#### [Aim of the task]
From the entries below, list each line with "både".

#### [Source material]

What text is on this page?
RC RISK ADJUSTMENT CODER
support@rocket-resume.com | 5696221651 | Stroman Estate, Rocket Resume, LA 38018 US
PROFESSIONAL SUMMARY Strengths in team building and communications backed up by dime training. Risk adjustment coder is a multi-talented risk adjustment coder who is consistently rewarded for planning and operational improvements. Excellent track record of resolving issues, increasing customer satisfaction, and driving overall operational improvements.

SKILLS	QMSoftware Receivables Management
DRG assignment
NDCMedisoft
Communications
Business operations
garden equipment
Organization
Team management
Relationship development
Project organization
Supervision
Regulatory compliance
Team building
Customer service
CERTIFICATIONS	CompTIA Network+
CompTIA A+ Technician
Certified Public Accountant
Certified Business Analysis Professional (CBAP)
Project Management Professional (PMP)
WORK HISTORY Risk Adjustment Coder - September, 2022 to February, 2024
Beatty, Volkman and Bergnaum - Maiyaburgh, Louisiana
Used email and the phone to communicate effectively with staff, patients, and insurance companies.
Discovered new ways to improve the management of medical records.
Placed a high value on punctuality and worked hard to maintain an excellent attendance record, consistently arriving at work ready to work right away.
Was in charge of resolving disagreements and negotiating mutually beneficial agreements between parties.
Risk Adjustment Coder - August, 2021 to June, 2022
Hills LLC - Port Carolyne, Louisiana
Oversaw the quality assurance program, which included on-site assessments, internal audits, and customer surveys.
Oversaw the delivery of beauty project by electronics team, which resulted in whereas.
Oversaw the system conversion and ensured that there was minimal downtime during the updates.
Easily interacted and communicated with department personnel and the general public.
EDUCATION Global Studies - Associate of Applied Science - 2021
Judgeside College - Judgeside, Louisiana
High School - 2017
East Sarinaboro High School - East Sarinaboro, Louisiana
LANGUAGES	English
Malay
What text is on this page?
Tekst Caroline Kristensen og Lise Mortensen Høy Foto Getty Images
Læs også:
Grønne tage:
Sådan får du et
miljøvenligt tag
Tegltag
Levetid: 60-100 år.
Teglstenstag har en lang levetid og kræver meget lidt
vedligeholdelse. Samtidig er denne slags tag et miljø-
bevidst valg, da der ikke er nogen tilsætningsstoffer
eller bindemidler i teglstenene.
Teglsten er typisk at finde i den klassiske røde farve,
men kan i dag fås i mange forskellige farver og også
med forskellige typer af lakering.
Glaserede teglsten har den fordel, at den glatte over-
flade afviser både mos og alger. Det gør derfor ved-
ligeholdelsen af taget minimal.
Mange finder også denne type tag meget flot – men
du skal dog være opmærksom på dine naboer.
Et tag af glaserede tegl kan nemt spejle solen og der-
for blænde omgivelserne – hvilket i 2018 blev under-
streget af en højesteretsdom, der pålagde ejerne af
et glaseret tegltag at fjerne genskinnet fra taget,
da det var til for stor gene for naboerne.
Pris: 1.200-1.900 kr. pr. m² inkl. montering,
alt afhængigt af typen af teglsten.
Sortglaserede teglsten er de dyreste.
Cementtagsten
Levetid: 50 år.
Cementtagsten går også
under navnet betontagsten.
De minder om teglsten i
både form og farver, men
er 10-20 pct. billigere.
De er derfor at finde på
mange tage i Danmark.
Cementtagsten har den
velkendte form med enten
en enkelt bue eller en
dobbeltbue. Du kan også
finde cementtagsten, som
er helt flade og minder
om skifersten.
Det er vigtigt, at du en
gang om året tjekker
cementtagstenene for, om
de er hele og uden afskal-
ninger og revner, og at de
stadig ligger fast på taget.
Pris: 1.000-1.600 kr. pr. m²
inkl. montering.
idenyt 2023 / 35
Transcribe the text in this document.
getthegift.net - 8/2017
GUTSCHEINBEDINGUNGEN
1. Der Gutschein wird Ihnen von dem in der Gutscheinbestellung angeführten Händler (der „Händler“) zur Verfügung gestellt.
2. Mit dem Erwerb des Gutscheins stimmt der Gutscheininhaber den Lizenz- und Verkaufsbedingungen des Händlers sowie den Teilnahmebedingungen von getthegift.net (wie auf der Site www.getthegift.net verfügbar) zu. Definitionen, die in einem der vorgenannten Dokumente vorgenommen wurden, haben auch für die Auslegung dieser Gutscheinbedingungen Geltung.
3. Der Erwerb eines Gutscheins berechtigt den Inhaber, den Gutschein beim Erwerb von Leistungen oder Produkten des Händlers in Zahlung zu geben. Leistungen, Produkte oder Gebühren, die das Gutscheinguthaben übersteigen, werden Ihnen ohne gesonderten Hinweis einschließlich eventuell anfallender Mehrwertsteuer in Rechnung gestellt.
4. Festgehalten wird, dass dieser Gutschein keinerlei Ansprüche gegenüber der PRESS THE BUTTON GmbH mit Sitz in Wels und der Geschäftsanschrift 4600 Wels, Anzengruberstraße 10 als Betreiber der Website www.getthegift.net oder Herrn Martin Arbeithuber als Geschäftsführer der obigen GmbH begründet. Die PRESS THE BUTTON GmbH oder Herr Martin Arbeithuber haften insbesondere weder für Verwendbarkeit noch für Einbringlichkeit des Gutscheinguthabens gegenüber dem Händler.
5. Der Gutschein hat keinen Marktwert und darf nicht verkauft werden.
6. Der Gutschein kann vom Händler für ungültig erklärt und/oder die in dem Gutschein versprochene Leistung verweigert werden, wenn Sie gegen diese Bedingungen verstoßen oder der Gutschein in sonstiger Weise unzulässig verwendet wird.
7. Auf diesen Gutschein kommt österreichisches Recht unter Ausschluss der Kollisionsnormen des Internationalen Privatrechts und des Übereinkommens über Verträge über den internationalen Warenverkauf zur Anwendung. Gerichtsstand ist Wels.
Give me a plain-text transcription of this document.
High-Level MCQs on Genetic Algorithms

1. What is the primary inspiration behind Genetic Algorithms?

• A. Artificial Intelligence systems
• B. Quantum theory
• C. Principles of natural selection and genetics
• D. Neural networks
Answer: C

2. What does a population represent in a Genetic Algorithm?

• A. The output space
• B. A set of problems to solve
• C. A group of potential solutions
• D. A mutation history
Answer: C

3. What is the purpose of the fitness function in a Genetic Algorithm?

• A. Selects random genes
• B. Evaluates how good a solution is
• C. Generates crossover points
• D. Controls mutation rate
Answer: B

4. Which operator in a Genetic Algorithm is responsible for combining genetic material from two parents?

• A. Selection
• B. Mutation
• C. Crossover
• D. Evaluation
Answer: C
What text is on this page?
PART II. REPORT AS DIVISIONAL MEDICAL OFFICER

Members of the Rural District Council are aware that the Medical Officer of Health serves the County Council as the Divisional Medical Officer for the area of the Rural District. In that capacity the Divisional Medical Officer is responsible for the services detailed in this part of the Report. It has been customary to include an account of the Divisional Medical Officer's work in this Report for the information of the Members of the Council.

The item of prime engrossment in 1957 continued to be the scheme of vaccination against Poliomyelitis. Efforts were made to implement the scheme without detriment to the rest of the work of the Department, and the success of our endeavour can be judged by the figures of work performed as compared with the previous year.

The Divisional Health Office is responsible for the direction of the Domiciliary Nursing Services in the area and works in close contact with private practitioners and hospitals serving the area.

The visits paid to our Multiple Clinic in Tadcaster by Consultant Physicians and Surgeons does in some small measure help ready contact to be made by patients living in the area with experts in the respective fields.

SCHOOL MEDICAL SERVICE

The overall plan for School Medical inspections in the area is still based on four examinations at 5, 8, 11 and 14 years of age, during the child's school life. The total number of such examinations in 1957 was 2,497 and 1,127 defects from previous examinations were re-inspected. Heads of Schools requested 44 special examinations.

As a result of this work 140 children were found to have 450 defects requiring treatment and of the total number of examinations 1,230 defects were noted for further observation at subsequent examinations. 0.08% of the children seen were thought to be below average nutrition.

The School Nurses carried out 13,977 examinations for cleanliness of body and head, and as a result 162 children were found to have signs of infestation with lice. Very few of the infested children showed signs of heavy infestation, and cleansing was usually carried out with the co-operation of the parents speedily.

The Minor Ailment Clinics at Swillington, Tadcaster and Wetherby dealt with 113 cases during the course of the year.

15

#### [Answer to this problem]
flade afviser både mos og alger. Det gør derfor ved-
både form og farver, men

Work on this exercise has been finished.